*Extrait de page*.
* * * * * * * * *

"La vérité sur... la chasse aux places sur les toits" - Challenges - 14/04/2012

Avec la menace de saturation des réseaux de téléphonie mobile et l'arrivée de Free, les opérateurs se battent pour installer de nouvelles antennes.



Certains trouvent un coffre rempli de pièces d'or au fond de leur jardin, d'autres cochent les bons numéros sur la grille du Loto, mais, pour d'autres encore, le jackpot vient du ciel. Ou plutôt du toit. Pour peu qu'il forme un « point haut », autrement dit qu'il soit intéressant pour la pose d'une antenne, il peut rapporter gros, jusqu'à 14 000 euros par an s'il est situé à Paris dans un quartier très dense. Car les « points hauts » - 50 000 en France - sont devenus une denrée rare que s'arrachent les opérateurs de téléphonie mobile qui ont besoin d'installer des antennes-relais pour faire face à l'augmentation du trafic. Les opérateurs identifient souvent les mêmes points hauts, si bien qu'un toit peut être valorisé à plus de 50 000 euros par an si les quatre opérateurs veulent y placer chacun une antenne!

Nouveaux prix

En ville, le recours aux toits est indispensable. « Plus qu'un toit, ce qui intéresse l'opérateur, c'est un point haut, sans un mur en face de l'antenne qui bloquerait les ondes », corrige Jean-Marie Danjou, directeur général délégué au collège « mobile » de la Fédération française des télécoms (FFT), qui regroupe les principaux opérateurs, à l'exception de Free. Mais il ne s'agit pas d'être trop haut. Parmi les antennes qui s'accrochent à la tour Eiffel, aucune, par exemple, ne sert à la téléphonie mobile. « Ce sont des antennes de télévision et de radio, confirme Jean-Marie Danjou. La tour Eiffel n'est pas adaptée aux mobiles. Le toit d'un immeuble est plus indiqué. » Résultat: c'est la course entre les opérateurs pour récupérer des bouts de toits, d'autant que les promoteurs du photovoltaïque commencent eux aussi à s'intéresser à ces surfaces, en surfant sur la vague écologique. « Le montant des locations de toit a augmenté et la tendance est à la multiplication du nombre d'antennes », constate Laure Bourgoin, chargée de mission sur l'habitat à l'association de consommateurs et d'usagers CLCV. C'est ainsi que la société de HLM ICF La Sablière a des contrats de location pour ses toits franciliens qui lui ont rapporté 2,4 millions d'euros en 2010!

* * * * * * * * *

*Bloc de données*.
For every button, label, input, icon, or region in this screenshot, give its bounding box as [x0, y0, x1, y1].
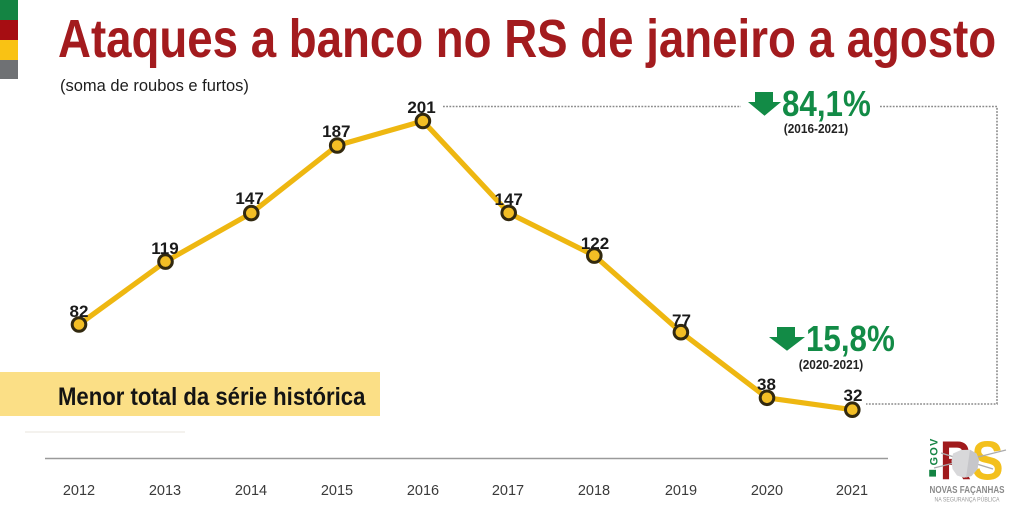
svg-text:NOVAS FAÇANHAS: NOVAS FAÇANHAS	[930, 484, 1005, 496]
svg-text:NA SEGURANÇA PÚBLICA: NA SEGURANÇA PÚBLICA	[935, 497, 1001, 504]
svg-text:GOV: GOV	[928, 437, 940, 465]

* * * * * * * * *

*Défi 1*. Recopiez mot pour mot le passage de l'article sur la chasse aux toits allant de « Certains trouvent un » à « chacun une antenne! ».
*Défi 2*. Selon l'article sur la chasse aux toits, quelle somme les contrats de location de ses toits franciliens ont-ils rapportée à la société ICF La Sablière en 2010 ?

*Solution 1*.
Certains trouvent un coffre rempli de pièces d'or au fond de leur jardin, d'autres cochent les bons numéros sur la grille du Loto, mais, pour d'autres encore, le jackpot vient du ciel. Ou plutôt du toit. Pour peu qu'il forme un « point haut », autrement dit qu'il soit intéressant pour la pose d'une antenne, il peut rapporter gros, jusqu'à 14 000 euros par an s'il est situé à Paris dans un quartier très dense. Car les « points hauts » - 50 000 en France - sont devenus une denrée rare que s'arrachent les opérateurs de téléphonie mobile qui ont besoin d'installer des antennes-relais pour faire face à l'augmentation du trafic. Les opérateurs identifient souvent les mêmes points hauts, si bien qu'un toit peut être valorisé à plus de 50 000 euros par an si les quatre opérateurs veulent y placer chacun une antenne!

*Solution 2*. 2,4 millions d'euros.